- Exercises -
a) Answer these three questions from the getting-started guide:
(i) Which Python versions are required?
(ii) Which two dependencies does pip install automatically?
(iii) For psycopg2, which install method does the guide recommend?
b) In the records, rewrite the lines between the line holding "picture-size-icon [650, 530, 680, 560]" and the line holding "size-option-12-5m[interactable]: 3:2 12.5M", inclusive, with "callout-line" changed to "pointer-line". Give only those lines.

━━━ Excerpt ━━━

***************
Getting Started
***************
This is a brief guide to setting up dbprocessing to support a new project.
.. contents::
:depth: 2
:local:
Dependencies
============
Currently dbprocessing runs on Linux systems (Mac and Windows are in testing.)
Python is required, either 2.7 or 3.2+.
Other dependencies are automatically installed if you install
``dbprocessing`` using ``pip``; these include SQLAlchemy and dateutil.
If you wish to use a PostgreSQL database, PostgreSQL is required, with
appropriate permissions set up (but you can use an sqlite database
with no database manager setup.) ``psycopg2`` is also required for
PostgreSQL and will not be installed automatically; *one* of the
following lines will likely be appropriate, depending on your
environment:
.. code-block:: sh
sudo apt-get install python-psycopg2
sudo apt-get install python3-psycopg2
conda install psycopg2
pip install psycopg2
It is recommended to use the same method (system package, conda, or
pip) for psycopg2 as for SQLAlchemy.

━━━ Material for this exercise ━━━

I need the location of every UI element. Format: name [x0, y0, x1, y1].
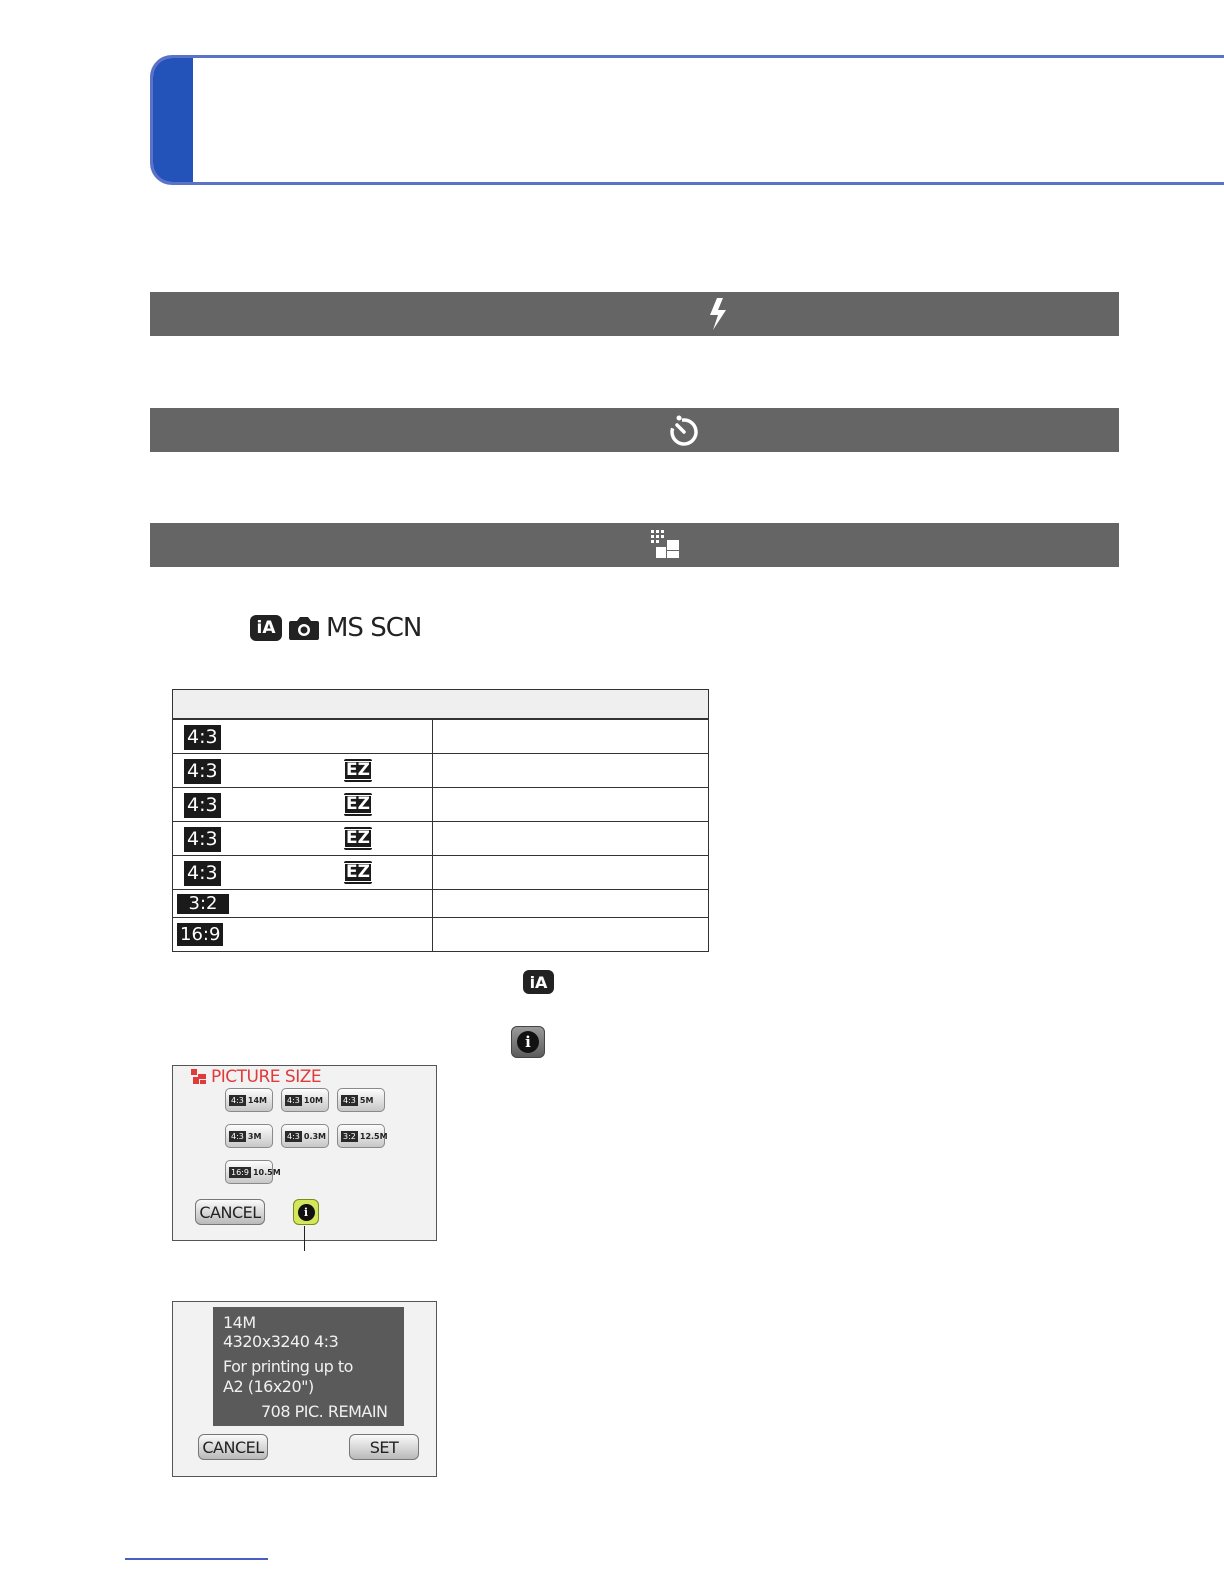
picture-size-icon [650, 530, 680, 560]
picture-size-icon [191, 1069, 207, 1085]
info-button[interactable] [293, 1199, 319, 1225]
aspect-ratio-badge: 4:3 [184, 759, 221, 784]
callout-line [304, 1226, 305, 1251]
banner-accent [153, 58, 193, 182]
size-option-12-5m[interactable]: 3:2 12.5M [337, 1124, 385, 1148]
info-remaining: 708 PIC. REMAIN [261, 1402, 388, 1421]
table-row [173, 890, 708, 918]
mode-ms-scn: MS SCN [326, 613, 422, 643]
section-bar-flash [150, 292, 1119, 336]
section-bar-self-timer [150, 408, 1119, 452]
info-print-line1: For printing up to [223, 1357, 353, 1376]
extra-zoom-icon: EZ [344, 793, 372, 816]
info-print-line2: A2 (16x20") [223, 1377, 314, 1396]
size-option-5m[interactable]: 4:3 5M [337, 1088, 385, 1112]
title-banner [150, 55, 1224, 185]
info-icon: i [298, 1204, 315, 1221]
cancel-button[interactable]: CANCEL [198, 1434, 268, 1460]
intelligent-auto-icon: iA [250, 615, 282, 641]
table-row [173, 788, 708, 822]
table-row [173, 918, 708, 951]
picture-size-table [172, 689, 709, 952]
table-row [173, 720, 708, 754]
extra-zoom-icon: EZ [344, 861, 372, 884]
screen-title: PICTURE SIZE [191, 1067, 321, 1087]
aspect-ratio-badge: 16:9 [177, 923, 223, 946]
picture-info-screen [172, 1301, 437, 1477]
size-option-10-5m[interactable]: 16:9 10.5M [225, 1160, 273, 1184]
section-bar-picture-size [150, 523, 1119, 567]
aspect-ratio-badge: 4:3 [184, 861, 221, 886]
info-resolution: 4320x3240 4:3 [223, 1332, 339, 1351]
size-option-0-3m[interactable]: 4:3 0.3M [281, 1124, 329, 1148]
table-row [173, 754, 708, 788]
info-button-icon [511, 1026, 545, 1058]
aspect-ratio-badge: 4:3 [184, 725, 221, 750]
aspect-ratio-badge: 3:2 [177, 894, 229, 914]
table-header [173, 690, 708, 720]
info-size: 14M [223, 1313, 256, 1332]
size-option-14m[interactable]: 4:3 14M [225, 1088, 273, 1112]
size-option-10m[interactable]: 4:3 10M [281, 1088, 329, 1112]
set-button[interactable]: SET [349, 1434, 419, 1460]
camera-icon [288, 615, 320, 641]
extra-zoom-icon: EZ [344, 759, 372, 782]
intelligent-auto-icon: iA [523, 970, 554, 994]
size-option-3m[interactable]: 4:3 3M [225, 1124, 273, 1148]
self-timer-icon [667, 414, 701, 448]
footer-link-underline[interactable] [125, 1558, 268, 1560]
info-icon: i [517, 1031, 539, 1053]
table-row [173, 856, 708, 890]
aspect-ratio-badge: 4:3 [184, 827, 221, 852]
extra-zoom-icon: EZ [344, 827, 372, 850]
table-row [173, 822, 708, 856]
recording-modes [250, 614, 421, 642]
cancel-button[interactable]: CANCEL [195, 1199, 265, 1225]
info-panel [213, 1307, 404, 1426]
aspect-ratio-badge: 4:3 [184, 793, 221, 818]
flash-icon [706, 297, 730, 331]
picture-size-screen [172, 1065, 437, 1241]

━━━

- Exercise answers -
a)
(i) Python 2.7 or 3.2+.
(ii) SQLAlchemy and dateutil.
(iii) The same method (system package, conda, or pip) as for SQLAlchemy.

b)
picture-size-icon [650, 530, 680, 560]
picture-size-icon [191, 1069, 207, 1085]
info-button[interactable] [293, 1199, 319, 1225]
aspect-ratio-badge: 4:3 [184, 759, 221, 784]
pointer-line [304, 1226, 305, 1251]
banner-accent [153, 58, 193, 182]
size-option-12-5m[interactable]: 3:2 12.5M [337, 1124, 385, 1148]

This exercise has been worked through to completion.